Exercise requirements: Write out the listing below without alteration, omitting its pictures.

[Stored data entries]
** BEGIN **

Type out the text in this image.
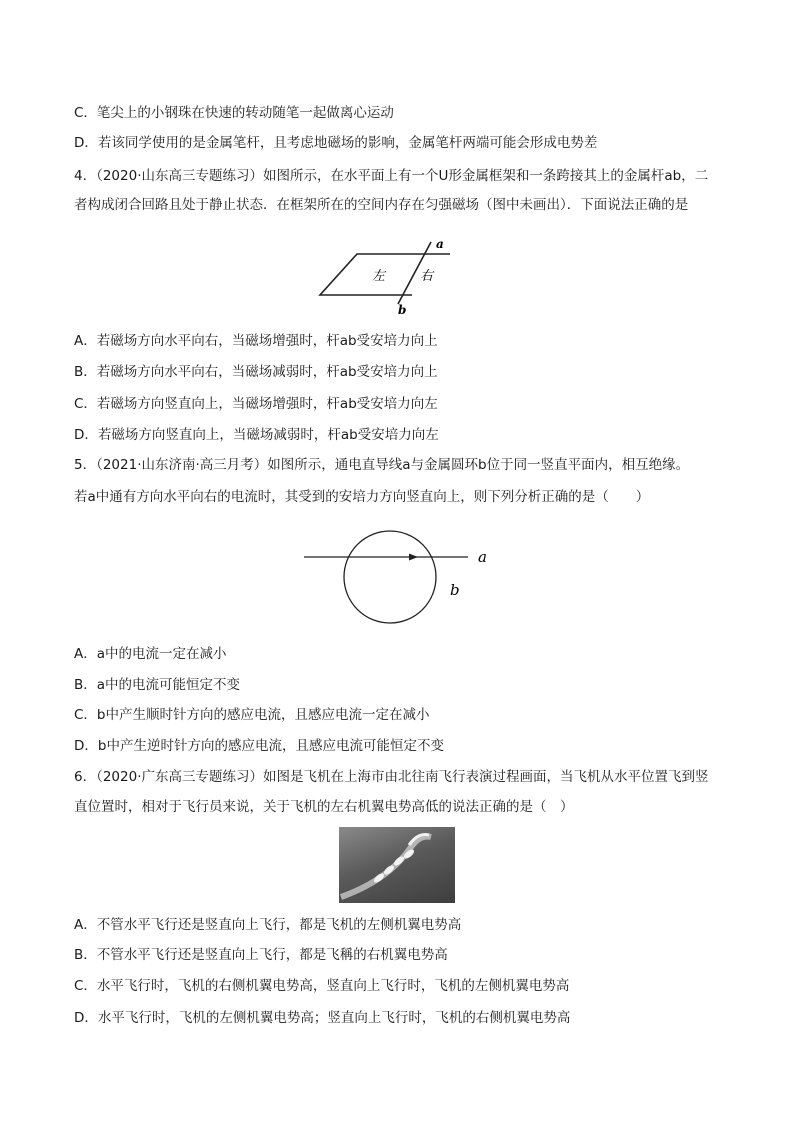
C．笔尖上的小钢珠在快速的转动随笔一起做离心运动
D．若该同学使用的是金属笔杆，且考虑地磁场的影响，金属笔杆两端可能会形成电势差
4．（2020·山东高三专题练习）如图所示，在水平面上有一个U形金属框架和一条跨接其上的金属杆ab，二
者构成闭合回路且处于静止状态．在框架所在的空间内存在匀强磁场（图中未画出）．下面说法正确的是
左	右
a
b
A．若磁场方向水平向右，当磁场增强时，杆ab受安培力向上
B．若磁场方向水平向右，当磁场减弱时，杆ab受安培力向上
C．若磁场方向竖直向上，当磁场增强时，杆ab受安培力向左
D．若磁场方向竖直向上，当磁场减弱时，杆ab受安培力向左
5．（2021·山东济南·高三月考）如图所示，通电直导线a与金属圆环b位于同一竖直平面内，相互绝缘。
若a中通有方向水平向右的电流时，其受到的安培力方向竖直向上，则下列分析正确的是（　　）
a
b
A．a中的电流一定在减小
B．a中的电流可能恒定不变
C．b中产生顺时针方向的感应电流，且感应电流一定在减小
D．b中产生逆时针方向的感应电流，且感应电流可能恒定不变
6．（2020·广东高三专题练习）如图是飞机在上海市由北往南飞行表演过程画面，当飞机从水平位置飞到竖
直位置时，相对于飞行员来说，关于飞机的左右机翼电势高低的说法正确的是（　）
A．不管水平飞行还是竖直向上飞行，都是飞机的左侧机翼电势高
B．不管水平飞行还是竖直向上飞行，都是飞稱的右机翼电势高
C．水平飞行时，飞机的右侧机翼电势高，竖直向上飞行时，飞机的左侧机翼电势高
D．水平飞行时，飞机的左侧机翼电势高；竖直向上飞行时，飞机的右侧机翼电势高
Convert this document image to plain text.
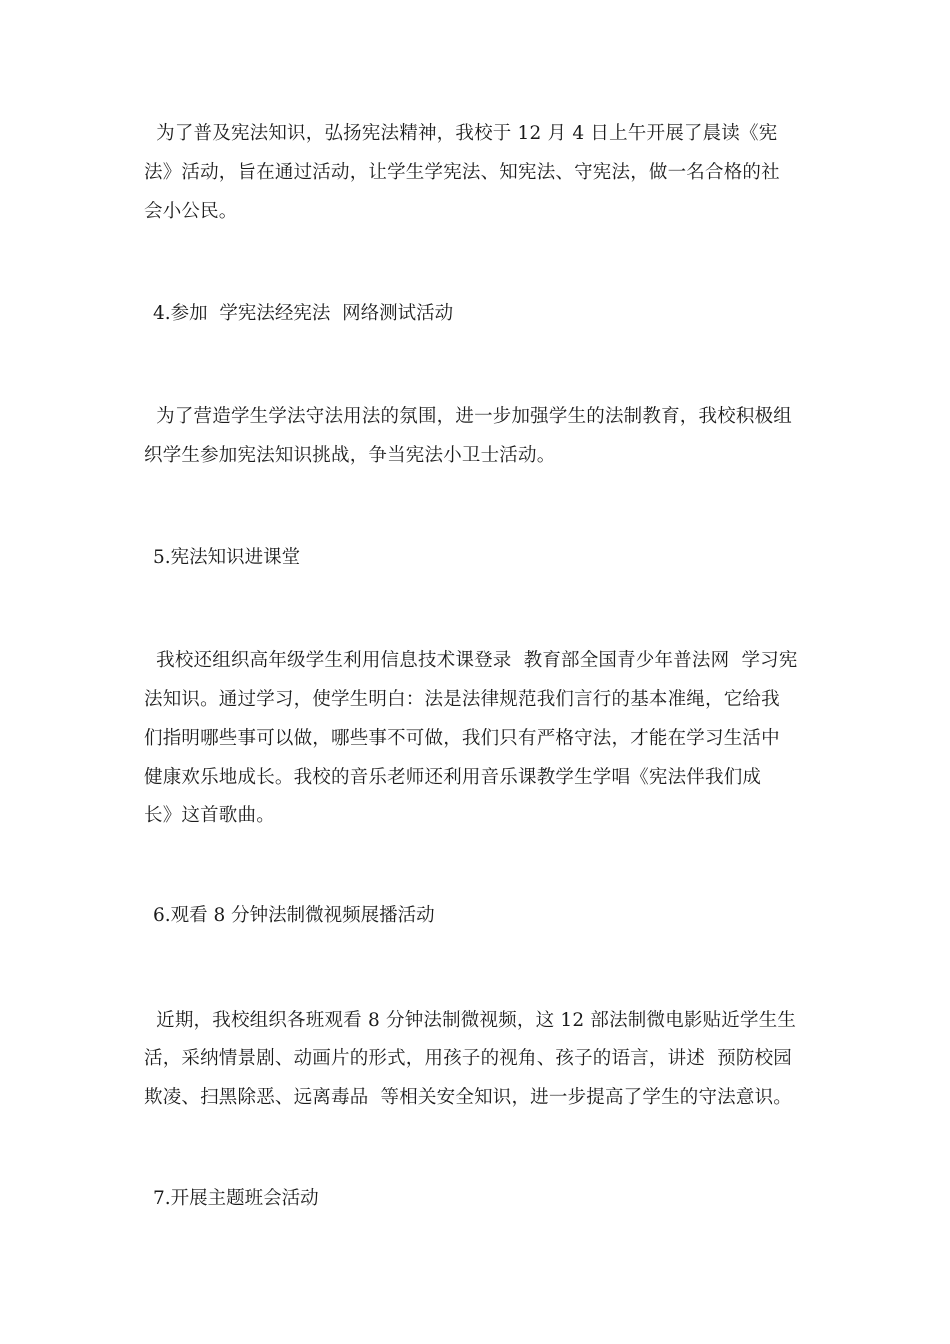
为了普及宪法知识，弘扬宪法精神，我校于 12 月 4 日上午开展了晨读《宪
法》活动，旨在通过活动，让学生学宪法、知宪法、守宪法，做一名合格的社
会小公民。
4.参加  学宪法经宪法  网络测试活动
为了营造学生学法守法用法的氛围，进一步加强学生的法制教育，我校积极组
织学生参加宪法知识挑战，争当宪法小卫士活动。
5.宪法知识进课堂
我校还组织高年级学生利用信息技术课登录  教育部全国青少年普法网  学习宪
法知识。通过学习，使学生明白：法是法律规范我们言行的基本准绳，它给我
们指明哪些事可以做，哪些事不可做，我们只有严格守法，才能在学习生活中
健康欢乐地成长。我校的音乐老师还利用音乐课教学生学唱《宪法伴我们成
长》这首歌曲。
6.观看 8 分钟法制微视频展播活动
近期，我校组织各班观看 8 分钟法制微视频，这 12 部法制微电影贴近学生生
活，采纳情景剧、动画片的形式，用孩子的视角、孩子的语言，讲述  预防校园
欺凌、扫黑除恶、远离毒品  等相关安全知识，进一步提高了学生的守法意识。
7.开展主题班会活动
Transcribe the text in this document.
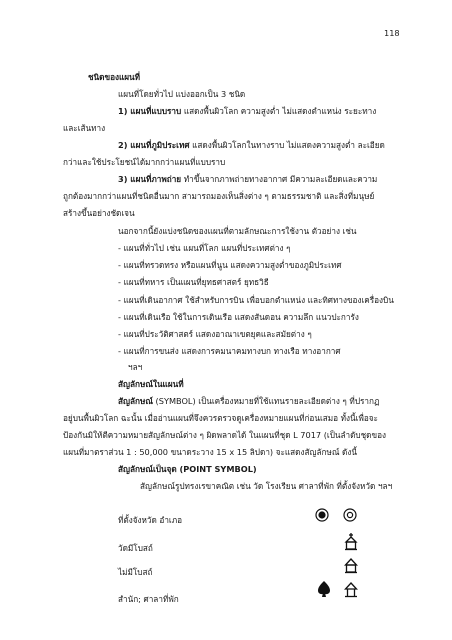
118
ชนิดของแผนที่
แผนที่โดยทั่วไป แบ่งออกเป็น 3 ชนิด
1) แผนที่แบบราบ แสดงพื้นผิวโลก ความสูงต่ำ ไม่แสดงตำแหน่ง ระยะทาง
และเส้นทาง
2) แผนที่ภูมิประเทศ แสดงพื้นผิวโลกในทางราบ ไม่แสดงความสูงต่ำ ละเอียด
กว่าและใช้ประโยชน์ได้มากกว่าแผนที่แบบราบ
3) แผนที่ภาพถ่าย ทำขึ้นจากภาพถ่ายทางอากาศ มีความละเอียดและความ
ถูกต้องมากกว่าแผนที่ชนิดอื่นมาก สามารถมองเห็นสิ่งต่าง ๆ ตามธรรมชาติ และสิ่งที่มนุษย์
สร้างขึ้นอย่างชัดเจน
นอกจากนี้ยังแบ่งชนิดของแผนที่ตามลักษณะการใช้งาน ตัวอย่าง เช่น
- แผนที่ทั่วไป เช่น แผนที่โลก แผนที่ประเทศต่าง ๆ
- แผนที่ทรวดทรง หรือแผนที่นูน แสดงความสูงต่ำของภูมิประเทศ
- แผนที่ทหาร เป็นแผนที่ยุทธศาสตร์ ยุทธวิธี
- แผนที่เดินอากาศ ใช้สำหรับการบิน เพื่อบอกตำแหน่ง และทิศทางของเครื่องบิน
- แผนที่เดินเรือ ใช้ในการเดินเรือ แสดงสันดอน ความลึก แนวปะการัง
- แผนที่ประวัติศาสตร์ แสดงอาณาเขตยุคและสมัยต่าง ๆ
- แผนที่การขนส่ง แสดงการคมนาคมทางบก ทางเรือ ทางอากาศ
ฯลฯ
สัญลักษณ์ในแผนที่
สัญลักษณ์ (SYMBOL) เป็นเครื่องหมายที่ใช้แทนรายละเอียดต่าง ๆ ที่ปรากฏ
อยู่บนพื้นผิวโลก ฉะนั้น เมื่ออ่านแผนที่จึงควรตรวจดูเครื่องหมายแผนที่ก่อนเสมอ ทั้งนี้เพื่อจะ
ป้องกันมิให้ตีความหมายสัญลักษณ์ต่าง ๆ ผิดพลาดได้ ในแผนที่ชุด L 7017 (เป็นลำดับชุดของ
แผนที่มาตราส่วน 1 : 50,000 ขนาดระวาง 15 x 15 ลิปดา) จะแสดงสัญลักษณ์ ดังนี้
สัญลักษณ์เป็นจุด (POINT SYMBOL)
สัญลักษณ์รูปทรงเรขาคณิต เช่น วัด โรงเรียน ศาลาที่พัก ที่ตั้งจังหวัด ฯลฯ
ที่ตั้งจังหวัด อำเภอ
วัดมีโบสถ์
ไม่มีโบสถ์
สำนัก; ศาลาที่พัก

** END **

Written solution:
Type out the text in this image.
C．笔尖上的小钢珠在快速的转动随笔一起做离心运动
D．若该同学使用的是金属笔杆，且考虑地磁场的影响，金属笔杆两端可能会形成电势差
4．（2020·山东高三专题练习）如图所示，在水平面上有一个U形金属框架和一条跨接其上的金属杆ab，二
者构成闭合回路且处于静止状态．在框架所在的空间内存在匀强磁场（图中未画出）．下面说法正确的是
左	右
a
b
A．若磁场方向水平向右，当磁场增强时，杆ab受安培力向上
B．若磁场方向水平向右，当磁场减弱时，杆ab受安培力向上
C．若磁场方向竖直向上，当磁场增强时，杆ab受安培力向左
D．若磁场方向竖直向上，当磁场减弱时，杆ab受安培力向左
5．（2021·山东济南·高三月考）如图所示，通电直导线a与金属圆环b位于同一竖直平面内，相互绝缘。
若a中通有方向水平向右的电流时，其受到的安培力方向竖直向上，则下列分析正确的是（　　）
a
b
A．a中的电流一定在减小
B．a中的电流可能恒定不变
C．b中产生顺时针方向的感应电流，且感应电流一定在减小
D．b中产生逆时针方向的感应电流，且感应电流可能恒定不变
6．（2020·广东高三专题练习）如图是飞机在上海市由北往南飞行表演过程画面，当飞机从水平位置飞到竖
直位置时，相对于飞行员来说，关于飞机的左右机翼电势高低的说法正确的是（　）
A．不管水平飞行还是竖直向上飞行，都是飞机的左侧机翼电势高
B．不管水平飞行还是竖直向上飞行，都是飞稱的右机翼电势高
C．水平飞行时，飞机的右侧机翼电势高，竖直向上飞行时，飞机的左侧机翼电势高
D．水平飞行时，飞机的左侧机翼电势高；竖直向上飞行时，飞机的右侧机翼电势高
Convert this document image to plain text.
为了普及宪法知识，弘扬宪法精神，我校于 12 月 4 日上午开展了晨读《宪
法》活动，旨在通过活动，让学生学宪法、知宪法、守宪法，做一名合格的社
会小公民。
4.参加  学宪法经宪法  网络测试活动
为了营造学生学法守法用法的氛围，进一步加强学生的法制教育，我校积极组
织学生参加宪法知识挑战，争当宪法小卫士活动。
5.宪法知识进课堂
我校还组织高年级学生利用信息技术课登录  教育部全国青少年普法网  学习宪
法知识。通过学习，使学生明白：法是法律规范我们言行的基本准绳，它给我
们指明哪些事可以做，哪些事不可做，我们只有严格守法，才能在学习生活中
健康欢乐地成长。我校的音乐老师还利用音乐课教学生学唱《宪法伴我们成
长》这首歌曲。
6.观看 8 分钟法制微视频展播活动
近期，我校组织各班观看 8 分钟法制微视频，这 12 部法制微电影贴近学生生
活，采纳情景剧、动画片的形式，用孩子的视角、孩子的语言，讲述  预防校园
欺凌、扫黑除恶、远离毒品  等相关安全知识，进一步提高了学生的守法意识。
7.开展主题班会活动
Transcribe the text in this document.
118
ชนิดของแผนที่
แผนที่โดยทั่วไป แบ่งออกเป็น 3 ชนิด
1) แผนที่แบบราบ แสดงพื้นผิวโลก ความสูงต่ำ ไม่แสดงตำแหน่ง ระยะทาง
และเส้นทาง
2) แผนที่ภูมิประเทศ แสดงพื้นผิวโลกในทางราบ ไม่แสดงความสูงต่ำ ละเอียด
กว่าและใช้ประโยชน์ได้มากกว่าแผนที่แบบราบ
3) แผนที่ภาพถ่าย ทำขึ้นจากภาพถ่ายทางอากาศ มีความละเอียดและความ
ถูกต้องมากกว่าแผนที่ชนิดอื่นมาก สามารถมองเห็นสิ่งต่าง ๆ ตามธรรมชาติ และสิ่งที่มนุษย์
สร้างขึ้นอย่างชัดเจน
นอกจากนี้ยังแบ่งชนิดของแผนที่ตามลักษณะการใช้งาน ตัวอย่าง เช่น
- แผนที่ทั่วไป เช่น แผนที่โลก แผนที่ประเทศต่าง ๆ
- แผนที่ทรวดทรง หรือแผนที่นูน แสดงความสูงต่ำของภูมิประเทศ
- แผนที่ทหาร เป็นแผนที่ยุทธศาสตร์ ยุทธวิธี
- แผนที่เดินอากาศ ใช้สำหรับการบิน เพื่อบอกตำแหน่ง และทิศทางของเครื่องบิน
- แผนที่เดินเรือ ใช้ในการเดินเรือ แสดงสันดอน ความลึก แนวปะการัง
- แผนที่ประวัติศาสตร์ แสดงอาณาเขตยุคและสมัยต่าง ๆ
- แผนที่การขนส่ง แสดงการคมนาคมทางบก ทางเรือ ทางอากาศ
ฯลฯ
สัญลักษณ์ในแผนที่
สัญลักษณ์ (SYMBOL) เป็นเครื่องหมายที่ใช้แทนรายละเอียดต่าง ๆ ที่ปรากฏ
อยู่บนพื้นผิวโลก ฉะนั้น เมื่ออ่านแผนที่จึงควรตรวจดูเครื่องหมายแผนที่ก่อนเสมอ ทั้งนี้เพื่อจะ
ป้องกันมิให้ตีความหมายสัญลักษณ์ต่าง ๆ ผิดพลาดได้ ในแผนที่ชุด L 7017 (เป็นลำดับชุดของ
แผนที่มาตราส่วน 1 : 50,000 ขนาดระวาง 15 x 15 ลิปดา) จะแสดงสัญลักษณ์ ดังนี้
สัญลักษณ์เป็นจุด (POINT SYMBOL)
สัญลักษณ์รูปทรงเรขาคณิต เช่น วัด โรงเรียน ศาลาที่พัก ที่ตั้งจังหวัด ฯลฯ
ที่ตั้งจังหวัด อำเภอ
วัดมีโบสถ์
ไม่มีโบสถ์
สำนัก; ศาลาที่พัก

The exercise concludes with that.